- [Task to carry out]: Lines that hold the word "значения" should be located and copied.

- [Stored rows]:
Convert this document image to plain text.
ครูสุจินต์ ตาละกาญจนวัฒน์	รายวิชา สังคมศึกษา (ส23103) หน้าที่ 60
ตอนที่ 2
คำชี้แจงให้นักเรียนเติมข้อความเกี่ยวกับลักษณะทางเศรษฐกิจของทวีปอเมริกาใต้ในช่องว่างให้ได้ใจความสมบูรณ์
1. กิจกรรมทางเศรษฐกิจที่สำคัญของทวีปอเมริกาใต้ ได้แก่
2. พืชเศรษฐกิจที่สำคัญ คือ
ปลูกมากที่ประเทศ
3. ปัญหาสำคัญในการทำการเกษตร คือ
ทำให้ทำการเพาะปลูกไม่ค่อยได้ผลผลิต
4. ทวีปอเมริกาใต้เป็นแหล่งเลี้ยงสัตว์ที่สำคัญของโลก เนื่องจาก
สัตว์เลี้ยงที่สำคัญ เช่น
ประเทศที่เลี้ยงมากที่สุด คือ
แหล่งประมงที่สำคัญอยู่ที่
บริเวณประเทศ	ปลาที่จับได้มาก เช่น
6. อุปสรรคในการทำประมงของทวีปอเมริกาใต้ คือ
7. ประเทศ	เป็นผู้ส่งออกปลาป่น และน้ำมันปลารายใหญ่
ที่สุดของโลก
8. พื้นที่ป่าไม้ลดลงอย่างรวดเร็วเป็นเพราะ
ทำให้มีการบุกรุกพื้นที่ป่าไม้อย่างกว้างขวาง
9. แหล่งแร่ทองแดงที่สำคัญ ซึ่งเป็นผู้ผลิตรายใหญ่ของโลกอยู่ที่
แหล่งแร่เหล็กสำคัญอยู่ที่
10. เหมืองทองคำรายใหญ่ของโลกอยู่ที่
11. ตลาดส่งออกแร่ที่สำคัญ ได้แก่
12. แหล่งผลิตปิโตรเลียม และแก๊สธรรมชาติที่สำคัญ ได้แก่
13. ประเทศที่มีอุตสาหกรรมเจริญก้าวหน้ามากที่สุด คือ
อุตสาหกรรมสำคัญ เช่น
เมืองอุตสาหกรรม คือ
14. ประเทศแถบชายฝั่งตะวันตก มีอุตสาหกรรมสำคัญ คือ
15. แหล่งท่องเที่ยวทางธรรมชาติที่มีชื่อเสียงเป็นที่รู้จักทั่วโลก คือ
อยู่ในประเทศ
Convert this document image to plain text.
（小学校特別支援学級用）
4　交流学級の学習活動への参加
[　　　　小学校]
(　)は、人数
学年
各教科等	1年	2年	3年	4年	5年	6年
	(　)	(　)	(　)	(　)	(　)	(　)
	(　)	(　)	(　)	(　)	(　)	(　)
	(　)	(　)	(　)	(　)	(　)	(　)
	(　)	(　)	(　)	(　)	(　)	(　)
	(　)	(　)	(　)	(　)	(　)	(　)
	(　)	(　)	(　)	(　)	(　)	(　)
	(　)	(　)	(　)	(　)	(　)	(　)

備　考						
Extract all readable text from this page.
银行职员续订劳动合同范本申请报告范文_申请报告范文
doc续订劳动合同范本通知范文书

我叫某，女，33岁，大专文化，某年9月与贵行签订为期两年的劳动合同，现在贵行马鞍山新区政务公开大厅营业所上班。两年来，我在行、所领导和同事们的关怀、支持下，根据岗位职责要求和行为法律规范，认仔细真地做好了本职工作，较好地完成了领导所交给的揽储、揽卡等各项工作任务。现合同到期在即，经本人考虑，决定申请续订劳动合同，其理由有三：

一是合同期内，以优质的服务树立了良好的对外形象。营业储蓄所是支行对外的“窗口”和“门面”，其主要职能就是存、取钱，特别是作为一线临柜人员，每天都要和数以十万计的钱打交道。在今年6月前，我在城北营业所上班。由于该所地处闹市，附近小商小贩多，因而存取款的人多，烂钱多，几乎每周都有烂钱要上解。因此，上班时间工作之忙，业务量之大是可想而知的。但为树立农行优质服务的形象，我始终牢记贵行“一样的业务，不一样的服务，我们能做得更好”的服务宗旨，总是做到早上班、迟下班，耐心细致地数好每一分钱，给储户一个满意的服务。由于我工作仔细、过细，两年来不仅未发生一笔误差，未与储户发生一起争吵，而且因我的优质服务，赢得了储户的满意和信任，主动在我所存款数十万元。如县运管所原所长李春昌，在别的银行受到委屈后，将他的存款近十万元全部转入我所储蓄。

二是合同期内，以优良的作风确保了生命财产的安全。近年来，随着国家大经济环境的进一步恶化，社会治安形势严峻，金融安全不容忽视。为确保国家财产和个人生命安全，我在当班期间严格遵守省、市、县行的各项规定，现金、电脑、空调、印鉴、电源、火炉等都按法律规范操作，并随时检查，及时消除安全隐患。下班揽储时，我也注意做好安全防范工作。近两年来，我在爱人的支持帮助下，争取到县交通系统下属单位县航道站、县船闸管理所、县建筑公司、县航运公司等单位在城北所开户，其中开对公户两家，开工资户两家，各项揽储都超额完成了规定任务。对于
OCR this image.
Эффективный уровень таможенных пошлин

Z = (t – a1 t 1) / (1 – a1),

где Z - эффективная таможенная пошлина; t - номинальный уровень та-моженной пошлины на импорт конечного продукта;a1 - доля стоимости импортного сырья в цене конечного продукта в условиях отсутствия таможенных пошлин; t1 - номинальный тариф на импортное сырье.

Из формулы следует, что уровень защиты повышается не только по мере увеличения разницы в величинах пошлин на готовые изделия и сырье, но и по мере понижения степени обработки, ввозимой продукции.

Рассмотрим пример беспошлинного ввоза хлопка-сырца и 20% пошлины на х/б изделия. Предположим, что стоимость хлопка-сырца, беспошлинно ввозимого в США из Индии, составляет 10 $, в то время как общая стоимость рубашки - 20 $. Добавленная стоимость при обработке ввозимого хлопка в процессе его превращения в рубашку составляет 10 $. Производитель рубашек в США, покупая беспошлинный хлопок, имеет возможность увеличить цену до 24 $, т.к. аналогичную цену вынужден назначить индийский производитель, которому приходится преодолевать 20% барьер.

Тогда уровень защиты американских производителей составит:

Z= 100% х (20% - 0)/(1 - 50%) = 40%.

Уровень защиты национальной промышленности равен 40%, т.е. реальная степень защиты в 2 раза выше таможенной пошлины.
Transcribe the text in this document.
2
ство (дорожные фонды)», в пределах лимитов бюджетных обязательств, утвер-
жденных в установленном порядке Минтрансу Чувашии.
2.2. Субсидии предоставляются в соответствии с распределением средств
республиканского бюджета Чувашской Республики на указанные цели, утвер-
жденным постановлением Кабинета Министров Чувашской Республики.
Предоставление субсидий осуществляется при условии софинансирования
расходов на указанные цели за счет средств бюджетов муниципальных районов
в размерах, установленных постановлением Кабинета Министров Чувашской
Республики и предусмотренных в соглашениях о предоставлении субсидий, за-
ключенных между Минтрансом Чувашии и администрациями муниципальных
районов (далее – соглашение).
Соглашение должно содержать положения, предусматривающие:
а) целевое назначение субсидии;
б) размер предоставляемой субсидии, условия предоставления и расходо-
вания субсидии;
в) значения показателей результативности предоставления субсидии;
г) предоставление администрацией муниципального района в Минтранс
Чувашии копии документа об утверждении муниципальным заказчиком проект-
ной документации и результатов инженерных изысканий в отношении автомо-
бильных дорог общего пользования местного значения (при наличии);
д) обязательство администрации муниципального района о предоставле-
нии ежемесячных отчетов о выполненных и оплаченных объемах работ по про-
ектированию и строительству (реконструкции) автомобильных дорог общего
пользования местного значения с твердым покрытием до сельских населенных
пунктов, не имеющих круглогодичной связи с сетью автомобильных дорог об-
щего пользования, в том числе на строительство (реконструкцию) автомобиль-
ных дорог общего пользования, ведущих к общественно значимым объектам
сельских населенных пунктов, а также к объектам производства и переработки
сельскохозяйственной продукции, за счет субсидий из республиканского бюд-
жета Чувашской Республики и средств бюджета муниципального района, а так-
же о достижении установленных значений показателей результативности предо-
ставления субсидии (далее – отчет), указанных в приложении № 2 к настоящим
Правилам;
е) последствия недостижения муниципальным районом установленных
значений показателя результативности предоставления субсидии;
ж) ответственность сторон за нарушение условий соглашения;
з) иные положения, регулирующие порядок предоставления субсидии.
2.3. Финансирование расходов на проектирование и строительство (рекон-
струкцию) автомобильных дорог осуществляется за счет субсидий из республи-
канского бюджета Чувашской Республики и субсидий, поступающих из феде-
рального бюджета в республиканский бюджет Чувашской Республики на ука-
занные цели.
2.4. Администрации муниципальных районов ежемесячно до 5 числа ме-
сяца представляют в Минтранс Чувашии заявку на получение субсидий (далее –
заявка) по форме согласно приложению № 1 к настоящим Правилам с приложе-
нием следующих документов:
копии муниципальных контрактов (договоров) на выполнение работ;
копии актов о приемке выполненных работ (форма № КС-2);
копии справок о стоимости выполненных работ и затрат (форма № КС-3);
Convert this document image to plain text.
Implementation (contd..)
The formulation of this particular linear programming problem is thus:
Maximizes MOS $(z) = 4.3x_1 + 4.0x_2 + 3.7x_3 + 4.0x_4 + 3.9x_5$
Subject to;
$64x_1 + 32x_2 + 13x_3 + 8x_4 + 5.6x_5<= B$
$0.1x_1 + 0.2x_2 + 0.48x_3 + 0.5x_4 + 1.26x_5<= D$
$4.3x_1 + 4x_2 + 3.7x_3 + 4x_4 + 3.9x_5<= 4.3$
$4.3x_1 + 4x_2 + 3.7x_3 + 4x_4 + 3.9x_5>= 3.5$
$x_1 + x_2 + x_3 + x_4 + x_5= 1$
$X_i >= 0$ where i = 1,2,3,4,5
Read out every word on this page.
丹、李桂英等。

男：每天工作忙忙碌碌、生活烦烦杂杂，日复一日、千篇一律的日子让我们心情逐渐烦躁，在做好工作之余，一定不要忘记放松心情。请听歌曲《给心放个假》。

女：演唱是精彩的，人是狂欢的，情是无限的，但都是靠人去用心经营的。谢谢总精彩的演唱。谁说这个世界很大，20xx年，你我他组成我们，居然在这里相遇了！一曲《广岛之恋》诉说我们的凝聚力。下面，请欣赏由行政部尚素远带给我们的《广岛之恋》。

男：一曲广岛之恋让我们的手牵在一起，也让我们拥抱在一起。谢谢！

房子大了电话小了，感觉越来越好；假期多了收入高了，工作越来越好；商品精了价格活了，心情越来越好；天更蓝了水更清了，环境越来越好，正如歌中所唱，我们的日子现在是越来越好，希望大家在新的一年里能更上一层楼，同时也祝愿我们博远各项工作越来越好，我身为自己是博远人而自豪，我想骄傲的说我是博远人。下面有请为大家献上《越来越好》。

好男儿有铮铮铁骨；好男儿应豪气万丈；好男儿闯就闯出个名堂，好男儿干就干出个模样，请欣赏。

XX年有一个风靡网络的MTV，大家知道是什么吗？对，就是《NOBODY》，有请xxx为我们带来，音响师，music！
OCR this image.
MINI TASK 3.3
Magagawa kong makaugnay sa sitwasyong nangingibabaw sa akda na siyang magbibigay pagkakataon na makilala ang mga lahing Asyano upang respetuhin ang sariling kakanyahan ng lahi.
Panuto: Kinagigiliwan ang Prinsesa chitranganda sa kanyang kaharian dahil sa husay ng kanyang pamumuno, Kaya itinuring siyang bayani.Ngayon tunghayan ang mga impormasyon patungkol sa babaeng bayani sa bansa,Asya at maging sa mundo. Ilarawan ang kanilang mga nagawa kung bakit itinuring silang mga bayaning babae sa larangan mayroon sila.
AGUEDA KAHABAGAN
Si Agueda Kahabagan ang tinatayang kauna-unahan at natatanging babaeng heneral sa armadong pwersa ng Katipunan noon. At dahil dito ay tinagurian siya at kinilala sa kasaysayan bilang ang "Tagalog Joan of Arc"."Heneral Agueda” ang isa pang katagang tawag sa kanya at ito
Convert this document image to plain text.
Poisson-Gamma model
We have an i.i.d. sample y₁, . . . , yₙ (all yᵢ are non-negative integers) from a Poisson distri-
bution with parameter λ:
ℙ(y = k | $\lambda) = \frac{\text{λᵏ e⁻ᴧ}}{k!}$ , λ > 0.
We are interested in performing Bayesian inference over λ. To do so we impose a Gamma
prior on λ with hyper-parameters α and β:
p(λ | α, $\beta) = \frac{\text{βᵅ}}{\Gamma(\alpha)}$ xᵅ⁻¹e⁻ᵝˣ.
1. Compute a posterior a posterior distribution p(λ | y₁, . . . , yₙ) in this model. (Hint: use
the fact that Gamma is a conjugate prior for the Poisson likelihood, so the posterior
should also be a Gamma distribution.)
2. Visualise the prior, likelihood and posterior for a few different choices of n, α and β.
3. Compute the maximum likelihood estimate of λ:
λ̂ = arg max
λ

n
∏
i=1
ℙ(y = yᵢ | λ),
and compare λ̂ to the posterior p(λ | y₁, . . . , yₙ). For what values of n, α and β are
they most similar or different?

- [Solution for this problem]:
в) значения показателей результативности предоставления субсидии;
бильных дорог общего пользования местного значения (при наличии);
пользования местного значения с твердым покрытием до сельских населенных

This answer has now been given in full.